Figure dataset records
+--

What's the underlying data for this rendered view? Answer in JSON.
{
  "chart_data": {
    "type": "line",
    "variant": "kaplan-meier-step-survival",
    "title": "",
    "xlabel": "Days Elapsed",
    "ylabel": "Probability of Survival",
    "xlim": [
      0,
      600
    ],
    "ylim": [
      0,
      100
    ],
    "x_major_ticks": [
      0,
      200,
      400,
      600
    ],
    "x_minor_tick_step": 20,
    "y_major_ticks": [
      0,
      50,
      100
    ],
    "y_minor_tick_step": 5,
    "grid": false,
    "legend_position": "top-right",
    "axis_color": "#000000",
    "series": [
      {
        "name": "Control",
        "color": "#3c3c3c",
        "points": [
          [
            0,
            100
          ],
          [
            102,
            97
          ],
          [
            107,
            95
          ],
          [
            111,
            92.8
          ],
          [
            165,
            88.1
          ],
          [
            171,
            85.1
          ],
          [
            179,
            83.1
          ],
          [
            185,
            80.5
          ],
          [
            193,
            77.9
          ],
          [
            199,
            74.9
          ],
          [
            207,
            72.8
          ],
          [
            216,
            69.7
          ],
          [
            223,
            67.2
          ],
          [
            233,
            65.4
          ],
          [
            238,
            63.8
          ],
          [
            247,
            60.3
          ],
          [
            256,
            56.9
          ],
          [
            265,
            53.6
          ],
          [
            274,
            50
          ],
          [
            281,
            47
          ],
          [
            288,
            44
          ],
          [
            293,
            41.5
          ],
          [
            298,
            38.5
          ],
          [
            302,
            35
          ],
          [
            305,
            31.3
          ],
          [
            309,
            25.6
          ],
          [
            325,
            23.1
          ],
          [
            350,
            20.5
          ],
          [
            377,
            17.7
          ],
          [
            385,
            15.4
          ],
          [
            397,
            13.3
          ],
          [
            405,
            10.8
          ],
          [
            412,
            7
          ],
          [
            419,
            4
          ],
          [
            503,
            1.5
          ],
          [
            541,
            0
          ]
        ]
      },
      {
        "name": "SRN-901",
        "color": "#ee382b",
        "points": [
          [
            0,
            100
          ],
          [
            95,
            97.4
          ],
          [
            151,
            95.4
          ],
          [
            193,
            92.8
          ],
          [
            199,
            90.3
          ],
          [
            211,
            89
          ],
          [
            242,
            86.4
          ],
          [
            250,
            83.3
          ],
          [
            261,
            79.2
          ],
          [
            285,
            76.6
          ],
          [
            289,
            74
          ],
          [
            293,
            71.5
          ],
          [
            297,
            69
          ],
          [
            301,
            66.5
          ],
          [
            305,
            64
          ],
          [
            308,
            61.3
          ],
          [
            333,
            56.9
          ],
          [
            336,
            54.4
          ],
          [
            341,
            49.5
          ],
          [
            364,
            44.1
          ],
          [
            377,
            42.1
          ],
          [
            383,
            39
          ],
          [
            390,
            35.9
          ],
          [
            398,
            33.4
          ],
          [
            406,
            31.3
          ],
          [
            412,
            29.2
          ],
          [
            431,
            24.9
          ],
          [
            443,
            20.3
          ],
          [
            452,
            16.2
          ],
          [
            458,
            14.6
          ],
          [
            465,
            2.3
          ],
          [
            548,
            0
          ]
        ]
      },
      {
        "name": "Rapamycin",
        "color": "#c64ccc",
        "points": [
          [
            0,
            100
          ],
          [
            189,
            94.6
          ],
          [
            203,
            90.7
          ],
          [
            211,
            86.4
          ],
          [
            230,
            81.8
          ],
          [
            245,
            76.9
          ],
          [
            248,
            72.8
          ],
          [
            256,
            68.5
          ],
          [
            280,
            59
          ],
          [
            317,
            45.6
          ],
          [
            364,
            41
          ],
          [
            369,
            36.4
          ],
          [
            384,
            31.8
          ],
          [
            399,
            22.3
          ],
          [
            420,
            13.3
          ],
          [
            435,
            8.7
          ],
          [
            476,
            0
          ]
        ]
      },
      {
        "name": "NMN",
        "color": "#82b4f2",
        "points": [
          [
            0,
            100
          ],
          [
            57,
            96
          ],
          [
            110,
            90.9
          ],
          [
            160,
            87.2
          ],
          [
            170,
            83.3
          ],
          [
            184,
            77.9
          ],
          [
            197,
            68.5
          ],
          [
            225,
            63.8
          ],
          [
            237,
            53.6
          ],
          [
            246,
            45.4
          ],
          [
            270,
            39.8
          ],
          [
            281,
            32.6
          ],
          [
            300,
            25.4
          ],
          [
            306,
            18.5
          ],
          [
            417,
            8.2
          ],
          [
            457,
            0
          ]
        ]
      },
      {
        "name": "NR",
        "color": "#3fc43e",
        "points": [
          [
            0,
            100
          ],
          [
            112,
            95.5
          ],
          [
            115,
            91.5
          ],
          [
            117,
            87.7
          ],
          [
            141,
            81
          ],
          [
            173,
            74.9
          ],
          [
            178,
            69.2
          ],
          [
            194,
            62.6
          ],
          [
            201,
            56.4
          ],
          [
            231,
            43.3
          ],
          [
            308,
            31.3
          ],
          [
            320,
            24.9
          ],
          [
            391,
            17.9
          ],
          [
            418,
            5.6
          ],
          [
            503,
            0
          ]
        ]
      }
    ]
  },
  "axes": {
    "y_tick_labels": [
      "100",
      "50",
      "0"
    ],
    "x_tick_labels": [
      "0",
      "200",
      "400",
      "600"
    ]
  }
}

+--

WHAT THIS TASK INVOLVES
Where a line in the entries holds "name", copy that line.

OUTPUT BELOW
        "name": "Control",
        "name": "SRN-901",
        "name": "Rapamycin",
        "name": "NMN",
        "name": "NR",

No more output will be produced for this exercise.